======== Records supplied ========
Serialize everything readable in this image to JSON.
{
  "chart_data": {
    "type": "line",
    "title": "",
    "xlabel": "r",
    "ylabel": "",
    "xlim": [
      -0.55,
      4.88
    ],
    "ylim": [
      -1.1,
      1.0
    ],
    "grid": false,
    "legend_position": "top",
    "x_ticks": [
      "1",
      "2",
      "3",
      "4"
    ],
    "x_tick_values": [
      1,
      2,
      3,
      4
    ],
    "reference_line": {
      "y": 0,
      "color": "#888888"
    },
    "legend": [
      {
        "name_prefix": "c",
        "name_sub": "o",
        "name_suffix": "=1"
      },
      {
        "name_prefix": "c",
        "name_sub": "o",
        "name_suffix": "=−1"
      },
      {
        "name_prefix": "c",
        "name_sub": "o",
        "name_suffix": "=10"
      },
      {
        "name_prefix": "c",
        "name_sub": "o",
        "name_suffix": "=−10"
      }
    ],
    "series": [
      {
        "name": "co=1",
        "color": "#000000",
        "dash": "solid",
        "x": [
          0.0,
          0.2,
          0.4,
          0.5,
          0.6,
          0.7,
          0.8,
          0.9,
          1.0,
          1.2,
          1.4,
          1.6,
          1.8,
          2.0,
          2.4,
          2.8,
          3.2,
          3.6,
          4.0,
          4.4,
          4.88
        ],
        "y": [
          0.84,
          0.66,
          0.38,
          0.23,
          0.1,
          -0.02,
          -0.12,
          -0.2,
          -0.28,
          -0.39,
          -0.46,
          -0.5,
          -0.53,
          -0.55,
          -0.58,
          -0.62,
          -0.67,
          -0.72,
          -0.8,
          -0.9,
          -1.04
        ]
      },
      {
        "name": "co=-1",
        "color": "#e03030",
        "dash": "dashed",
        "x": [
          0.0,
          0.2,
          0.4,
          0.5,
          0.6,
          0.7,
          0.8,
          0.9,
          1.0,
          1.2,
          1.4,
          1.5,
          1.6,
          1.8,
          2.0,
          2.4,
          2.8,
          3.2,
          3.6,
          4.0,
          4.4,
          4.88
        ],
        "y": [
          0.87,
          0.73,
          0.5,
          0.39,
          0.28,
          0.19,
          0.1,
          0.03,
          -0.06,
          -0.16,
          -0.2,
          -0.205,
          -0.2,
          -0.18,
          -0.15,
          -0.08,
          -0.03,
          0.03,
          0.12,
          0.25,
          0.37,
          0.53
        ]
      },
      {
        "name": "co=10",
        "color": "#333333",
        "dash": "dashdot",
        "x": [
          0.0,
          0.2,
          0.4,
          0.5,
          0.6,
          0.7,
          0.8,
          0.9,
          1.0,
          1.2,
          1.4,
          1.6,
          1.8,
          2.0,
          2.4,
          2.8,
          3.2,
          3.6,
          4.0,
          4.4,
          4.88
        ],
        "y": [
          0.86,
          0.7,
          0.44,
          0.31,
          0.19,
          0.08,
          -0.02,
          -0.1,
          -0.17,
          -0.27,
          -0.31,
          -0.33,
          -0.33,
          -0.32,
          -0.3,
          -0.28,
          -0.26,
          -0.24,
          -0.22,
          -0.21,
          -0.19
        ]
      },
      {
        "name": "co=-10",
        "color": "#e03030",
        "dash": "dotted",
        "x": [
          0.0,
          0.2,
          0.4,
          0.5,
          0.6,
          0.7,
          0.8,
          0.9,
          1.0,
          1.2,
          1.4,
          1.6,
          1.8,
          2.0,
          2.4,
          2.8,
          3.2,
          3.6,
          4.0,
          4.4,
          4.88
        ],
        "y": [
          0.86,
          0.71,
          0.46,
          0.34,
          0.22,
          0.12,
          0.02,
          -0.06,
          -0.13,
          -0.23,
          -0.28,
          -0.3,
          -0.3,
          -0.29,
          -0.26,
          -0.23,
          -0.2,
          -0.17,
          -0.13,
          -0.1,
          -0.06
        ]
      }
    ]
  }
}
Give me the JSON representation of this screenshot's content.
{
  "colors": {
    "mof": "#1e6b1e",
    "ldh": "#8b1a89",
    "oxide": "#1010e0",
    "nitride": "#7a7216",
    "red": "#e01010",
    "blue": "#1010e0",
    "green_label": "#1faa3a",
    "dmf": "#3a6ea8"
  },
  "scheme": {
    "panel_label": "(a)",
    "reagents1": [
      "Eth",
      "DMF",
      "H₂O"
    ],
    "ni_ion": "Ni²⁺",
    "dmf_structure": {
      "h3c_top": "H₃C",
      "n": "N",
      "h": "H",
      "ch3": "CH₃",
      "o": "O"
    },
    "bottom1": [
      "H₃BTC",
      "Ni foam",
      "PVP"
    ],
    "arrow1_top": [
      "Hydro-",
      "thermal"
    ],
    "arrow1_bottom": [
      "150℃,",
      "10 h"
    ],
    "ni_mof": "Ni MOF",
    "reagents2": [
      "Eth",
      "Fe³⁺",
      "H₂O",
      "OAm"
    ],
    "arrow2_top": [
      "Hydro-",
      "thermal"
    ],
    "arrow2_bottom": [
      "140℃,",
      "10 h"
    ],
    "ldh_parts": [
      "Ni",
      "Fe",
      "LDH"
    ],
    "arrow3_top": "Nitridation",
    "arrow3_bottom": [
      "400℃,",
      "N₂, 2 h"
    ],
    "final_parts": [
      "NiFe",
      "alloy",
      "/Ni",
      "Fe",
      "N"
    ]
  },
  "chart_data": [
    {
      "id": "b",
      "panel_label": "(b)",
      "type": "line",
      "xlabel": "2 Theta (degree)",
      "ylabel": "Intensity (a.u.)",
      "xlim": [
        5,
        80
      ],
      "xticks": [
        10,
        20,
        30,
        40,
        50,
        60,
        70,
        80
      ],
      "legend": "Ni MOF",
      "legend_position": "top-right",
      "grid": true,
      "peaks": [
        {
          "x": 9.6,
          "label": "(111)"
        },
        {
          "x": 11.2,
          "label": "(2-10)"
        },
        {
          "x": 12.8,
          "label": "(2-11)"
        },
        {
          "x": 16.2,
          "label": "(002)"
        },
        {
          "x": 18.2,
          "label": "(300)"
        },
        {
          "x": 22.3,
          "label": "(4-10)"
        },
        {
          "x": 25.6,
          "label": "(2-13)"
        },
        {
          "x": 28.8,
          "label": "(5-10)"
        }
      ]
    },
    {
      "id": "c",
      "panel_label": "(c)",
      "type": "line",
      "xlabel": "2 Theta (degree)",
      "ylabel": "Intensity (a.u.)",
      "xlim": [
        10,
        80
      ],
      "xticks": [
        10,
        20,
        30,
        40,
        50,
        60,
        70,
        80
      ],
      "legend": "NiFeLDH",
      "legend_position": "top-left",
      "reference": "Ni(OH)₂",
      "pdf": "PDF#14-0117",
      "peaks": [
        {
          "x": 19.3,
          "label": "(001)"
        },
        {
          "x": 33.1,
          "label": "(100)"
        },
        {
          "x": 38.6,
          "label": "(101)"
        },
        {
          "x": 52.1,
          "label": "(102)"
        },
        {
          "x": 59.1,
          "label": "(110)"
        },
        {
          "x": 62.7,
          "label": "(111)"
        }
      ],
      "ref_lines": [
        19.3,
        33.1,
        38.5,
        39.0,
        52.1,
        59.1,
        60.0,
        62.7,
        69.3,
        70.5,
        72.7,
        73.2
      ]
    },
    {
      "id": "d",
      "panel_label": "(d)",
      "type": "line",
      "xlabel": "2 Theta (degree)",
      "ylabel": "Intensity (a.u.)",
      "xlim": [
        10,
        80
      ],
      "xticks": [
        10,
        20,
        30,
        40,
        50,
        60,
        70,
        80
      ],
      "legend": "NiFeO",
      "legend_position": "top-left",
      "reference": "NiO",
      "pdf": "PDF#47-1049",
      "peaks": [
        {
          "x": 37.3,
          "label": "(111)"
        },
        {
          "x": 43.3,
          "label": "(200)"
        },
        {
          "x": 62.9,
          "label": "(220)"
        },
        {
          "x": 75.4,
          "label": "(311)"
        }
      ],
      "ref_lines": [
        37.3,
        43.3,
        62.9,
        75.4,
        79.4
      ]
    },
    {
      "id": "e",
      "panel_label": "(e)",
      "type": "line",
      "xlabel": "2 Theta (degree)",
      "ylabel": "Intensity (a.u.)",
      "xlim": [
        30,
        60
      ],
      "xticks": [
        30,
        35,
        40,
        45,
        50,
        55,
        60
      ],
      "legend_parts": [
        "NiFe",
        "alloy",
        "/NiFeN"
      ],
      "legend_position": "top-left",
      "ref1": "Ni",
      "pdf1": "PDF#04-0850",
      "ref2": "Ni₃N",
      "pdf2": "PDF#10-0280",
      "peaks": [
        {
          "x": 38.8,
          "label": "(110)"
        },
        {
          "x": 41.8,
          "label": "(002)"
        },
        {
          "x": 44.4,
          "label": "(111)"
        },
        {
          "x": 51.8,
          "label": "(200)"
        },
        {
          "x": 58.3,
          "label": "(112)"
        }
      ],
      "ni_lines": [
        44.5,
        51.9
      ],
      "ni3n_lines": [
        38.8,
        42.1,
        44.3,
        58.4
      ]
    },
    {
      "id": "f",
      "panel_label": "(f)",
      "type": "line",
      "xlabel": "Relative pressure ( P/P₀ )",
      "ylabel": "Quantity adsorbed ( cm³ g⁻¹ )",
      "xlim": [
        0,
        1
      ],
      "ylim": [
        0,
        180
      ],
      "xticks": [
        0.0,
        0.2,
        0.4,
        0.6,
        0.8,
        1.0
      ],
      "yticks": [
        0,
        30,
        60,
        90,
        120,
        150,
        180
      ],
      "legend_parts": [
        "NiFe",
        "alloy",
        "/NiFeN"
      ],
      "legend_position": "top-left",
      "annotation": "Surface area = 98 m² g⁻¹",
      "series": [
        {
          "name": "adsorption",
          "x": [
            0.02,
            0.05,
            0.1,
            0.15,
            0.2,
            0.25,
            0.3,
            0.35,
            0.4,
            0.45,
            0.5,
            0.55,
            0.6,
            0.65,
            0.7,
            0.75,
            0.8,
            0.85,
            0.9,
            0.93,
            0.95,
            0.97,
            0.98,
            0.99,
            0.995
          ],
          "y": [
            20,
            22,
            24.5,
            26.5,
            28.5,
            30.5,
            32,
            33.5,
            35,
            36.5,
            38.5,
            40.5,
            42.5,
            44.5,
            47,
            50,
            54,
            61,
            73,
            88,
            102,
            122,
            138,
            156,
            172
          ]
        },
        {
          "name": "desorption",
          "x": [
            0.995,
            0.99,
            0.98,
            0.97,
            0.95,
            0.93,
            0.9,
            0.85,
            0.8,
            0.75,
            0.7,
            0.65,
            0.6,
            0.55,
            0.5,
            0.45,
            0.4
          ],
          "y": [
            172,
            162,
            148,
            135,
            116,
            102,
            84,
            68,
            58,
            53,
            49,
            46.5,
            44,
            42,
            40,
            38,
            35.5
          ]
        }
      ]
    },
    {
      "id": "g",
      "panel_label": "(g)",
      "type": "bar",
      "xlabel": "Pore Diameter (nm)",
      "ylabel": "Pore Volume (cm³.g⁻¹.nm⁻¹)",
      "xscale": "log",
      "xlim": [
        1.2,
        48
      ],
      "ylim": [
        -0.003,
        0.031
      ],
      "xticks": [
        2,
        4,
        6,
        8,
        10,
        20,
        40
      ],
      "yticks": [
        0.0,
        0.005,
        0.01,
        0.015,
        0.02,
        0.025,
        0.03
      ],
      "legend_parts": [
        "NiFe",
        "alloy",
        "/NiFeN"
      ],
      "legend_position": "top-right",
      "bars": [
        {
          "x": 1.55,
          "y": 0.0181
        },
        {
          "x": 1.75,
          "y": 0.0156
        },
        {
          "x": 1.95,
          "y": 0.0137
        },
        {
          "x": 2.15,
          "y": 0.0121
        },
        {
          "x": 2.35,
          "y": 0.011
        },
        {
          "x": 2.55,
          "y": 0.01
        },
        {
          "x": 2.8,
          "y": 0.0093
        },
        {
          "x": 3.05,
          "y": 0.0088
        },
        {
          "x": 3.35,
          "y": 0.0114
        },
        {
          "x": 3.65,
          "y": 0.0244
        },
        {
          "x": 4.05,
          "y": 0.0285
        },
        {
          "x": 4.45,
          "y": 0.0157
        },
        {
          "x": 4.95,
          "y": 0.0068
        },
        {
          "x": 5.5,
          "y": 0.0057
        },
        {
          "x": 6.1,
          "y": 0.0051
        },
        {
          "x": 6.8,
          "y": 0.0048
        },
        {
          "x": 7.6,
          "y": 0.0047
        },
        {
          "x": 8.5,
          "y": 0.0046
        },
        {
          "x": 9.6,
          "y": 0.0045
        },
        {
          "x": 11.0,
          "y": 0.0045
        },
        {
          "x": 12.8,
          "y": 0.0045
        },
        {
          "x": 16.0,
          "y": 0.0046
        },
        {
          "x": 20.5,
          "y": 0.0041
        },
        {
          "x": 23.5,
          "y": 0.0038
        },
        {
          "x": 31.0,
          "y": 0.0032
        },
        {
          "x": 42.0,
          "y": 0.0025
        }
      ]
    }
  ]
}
========
▸ **Work instructions**: Which lines hold the word "dash"? Show each one.

▸ **Result of this task**:
        "dash": "solid",
        "dash": "dashed",
        "dash": "dashdot",
        "dash": "dotted",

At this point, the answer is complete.